TASK BRIEF –
Locate the string "phòng" in the listing below. Copy every line where it is found.

MATERIAL SHOWN –

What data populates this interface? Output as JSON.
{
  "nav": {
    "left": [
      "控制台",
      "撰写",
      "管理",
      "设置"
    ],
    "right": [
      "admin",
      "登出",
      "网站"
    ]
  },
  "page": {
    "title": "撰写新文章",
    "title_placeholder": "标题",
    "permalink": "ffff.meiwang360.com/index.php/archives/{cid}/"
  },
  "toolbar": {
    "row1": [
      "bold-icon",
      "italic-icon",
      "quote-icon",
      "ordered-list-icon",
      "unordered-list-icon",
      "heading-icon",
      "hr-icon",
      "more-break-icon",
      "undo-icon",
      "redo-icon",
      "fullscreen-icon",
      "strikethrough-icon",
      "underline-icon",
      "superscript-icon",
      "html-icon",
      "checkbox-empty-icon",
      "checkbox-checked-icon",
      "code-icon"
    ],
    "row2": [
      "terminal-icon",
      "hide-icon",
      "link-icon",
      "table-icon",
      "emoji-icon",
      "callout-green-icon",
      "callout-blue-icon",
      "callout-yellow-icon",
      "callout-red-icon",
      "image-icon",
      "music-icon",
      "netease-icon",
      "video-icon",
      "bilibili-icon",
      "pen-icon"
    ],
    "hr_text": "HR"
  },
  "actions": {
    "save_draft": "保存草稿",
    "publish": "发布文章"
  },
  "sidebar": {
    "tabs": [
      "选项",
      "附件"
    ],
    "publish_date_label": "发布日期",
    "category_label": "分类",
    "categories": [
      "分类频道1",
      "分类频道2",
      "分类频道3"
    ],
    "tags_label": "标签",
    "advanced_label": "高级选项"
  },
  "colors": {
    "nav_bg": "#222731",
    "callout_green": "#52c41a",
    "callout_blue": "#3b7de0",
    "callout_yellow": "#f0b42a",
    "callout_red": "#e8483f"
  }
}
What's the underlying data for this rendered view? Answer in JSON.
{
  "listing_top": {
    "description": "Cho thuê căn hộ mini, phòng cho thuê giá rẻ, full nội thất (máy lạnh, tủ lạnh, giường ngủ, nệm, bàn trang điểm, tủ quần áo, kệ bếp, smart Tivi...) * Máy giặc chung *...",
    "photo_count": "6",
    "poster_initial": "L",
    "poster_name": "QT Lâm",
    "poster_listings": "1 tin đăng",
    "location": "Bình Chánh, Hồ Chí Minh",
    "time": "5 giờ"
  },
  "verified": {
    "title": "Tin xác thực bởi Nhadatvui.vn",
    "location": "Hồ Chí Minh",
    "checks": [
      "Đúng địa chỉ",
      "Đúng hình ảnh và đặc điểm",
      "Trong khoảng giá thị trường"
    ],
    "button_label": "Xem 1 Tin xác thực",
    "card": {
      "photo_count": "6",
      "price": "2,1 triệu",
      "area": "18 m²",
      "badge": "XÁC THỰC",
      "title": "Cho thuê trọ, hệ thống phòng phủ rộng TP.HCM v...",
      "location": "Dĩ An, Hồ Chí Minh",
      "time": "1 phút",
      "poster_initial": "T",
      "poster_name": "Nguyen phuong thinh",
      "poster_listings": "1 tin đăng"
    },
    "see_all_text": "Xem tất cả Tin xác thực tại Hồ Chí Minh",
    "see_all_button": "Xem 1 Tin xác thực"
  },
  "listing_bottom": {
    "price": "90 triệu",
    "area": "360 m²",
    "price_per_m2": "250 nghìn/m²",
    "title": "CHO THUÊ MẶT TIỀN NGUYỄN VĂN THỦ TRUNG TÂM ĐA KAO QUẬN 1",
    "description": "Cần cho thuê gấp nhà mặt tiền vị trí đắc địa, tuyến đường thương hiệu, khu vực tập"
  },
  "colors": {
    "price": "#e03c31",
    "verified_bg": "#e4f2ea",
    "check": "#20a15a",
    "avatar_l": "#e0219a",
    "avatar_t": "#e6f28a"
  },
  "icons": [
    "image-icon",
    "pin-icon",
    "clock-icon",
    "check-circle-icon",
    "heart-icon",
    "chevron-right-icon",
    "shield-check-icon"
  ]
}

* * *

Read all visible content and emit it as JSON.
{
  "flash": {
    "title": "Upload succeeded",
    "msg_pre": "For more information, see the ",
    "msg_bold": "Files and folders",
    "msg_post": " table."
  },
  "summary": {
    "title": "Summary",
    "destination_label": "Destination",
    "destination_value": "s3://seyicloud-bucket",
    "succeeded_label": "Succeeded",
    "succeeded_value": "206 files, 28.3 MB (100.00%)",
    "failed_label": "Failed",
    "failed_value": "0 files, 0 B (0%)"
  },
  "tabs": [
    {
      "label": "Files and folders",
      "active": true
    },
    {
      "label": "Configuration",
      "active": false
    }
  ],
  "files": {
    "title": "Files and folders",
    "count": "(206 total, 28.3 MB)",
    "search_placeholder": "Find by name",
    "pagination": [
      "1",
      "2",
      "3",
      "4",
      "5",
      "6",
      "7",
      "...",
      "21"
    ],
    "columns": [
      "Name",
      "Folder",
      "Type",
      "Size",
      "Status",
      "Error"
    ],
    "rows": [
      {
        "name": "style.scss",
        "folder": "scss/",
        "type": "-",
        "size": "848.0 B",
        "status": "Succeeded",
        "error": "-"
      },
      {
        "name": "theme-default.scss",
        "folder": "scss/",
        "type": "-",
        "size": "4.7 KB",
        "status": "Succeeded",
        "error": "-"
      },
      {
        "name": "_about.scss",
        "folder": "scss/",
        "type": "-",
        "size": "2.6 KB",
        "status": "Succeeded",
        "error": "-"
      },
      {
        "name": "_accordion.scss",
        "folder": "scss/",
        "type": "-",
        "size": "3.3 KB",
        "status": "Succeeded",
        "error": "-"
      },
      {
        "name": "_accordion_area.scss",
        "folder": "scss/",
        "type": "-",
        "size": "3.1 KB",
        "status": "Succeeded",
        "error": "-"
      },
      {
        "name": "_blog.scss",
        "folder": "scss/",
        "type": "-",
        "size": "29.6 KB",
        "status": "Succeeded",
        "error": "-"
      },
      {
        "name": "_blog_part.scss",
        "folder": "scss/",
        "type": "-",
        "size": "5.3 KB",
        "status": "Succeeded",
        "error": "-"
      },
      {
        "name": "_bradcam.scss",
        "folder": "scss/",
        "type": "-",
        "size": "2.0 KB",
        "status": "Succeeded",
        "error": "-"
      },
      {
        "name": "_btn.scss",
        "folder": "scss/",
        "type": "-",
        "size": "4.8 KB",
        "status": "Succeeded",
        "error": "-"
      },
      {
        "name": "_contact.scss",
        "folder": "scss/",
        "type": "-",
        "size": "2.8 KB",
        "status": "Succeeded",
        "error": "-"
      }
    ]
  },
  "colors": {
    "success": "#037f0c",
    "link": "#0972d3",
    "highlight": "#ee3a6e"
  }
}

--

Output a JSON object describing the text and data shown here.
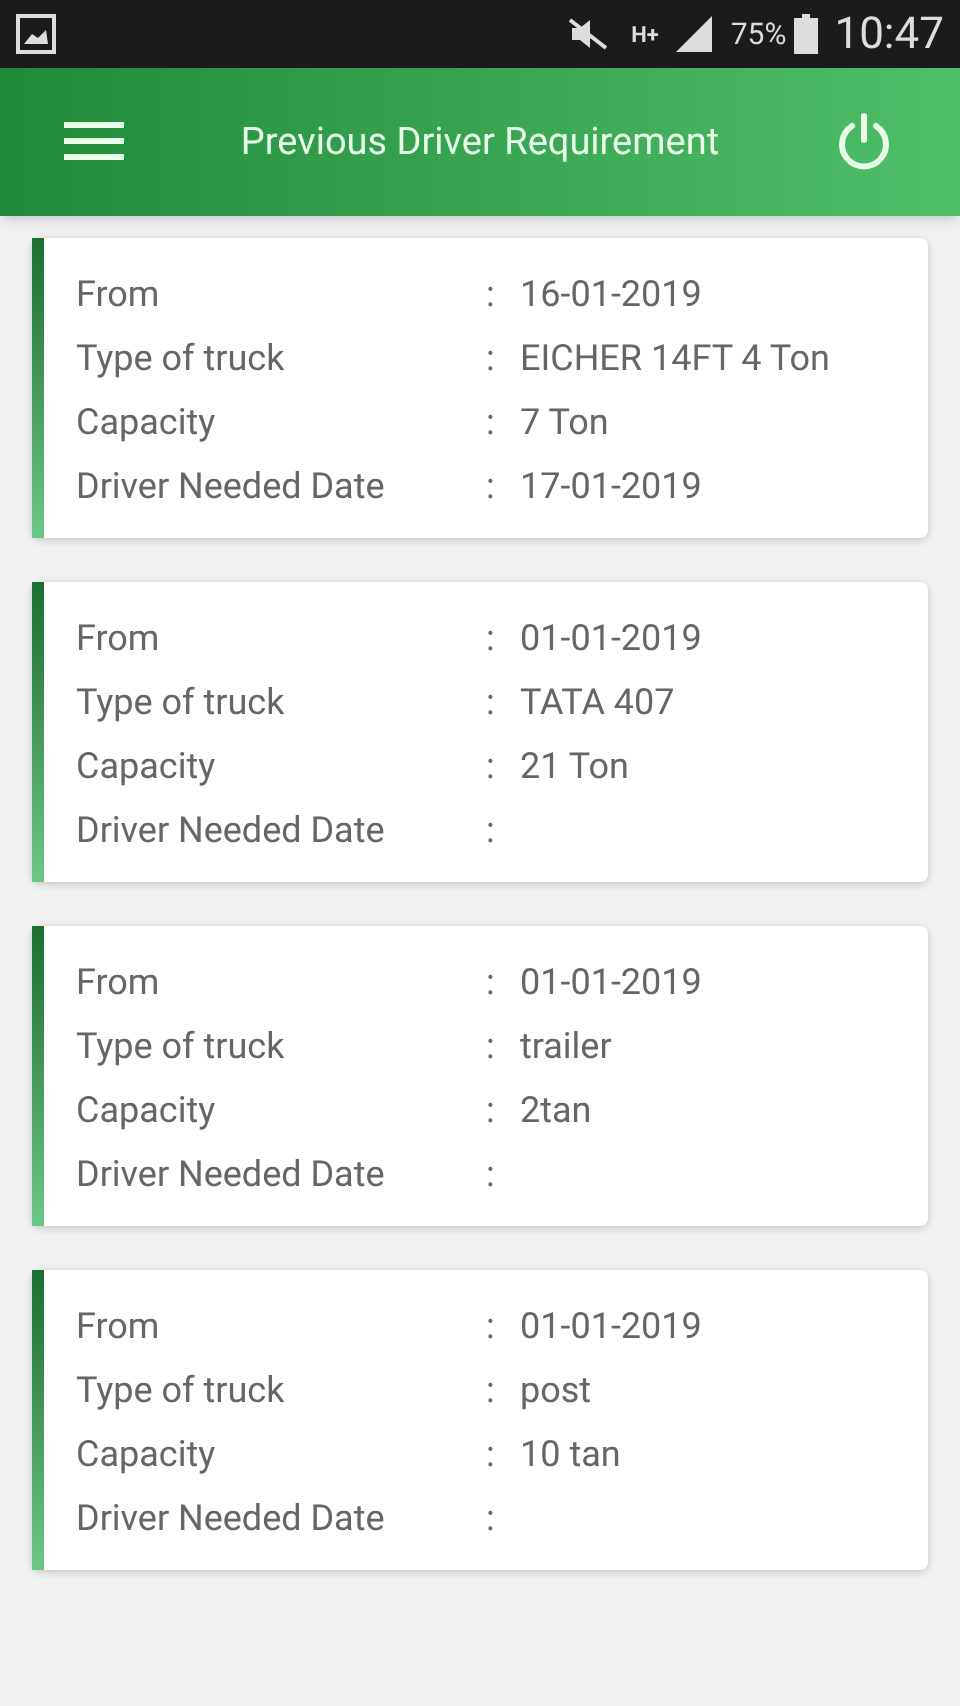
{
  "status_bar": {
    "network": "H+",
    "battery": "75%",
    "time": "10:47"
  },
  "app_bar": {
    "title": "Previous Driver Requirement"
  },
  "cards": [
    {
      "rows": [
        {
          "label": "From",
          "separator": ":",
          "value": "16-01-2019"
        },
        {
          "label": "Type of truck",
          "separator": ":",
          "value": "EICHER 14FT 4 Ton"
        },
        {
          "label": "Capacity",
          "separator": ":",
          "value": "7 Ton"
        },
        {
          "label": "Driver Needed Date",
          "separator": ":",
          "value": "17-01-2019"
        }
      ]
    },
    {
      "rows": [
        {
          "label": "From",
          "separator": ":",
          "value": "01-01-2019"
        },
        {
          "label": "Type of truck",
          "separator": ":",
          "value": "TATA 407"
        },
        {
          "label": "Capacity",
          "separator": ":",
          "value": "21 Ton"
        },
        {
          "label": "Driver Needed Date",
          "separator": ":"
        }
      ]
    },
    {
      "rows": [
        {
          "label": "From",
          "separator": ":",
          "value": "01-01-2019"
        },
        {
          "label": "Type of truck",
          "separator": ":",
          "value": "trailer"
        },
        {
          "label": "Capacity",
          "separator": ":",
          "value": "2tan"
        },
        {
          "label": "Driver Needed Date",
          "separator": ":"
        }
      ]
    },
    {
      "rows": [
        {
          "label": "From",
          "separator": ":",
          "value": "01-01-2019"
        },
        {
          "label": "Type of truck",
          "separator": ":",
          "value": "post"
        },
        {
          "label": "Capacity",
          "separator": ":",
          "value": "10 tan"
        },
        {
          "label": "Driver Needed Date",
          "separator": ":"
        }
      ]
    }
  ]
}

REPLY TO THE TASK –
    "description": "Cho thuê căn hộ mini, phòng cho thuê giá rẻ, full nội thất (máy lạnh, tủ lạnh, giường ngủ, nệm, bàn trang điểm, tủ quần áo, kệ bếp, smart Tivi...) * Máy giặc chung *...",
      "title": "Cho thuê trọ, hệ thống phòng phủ rộng TP.HCM v...",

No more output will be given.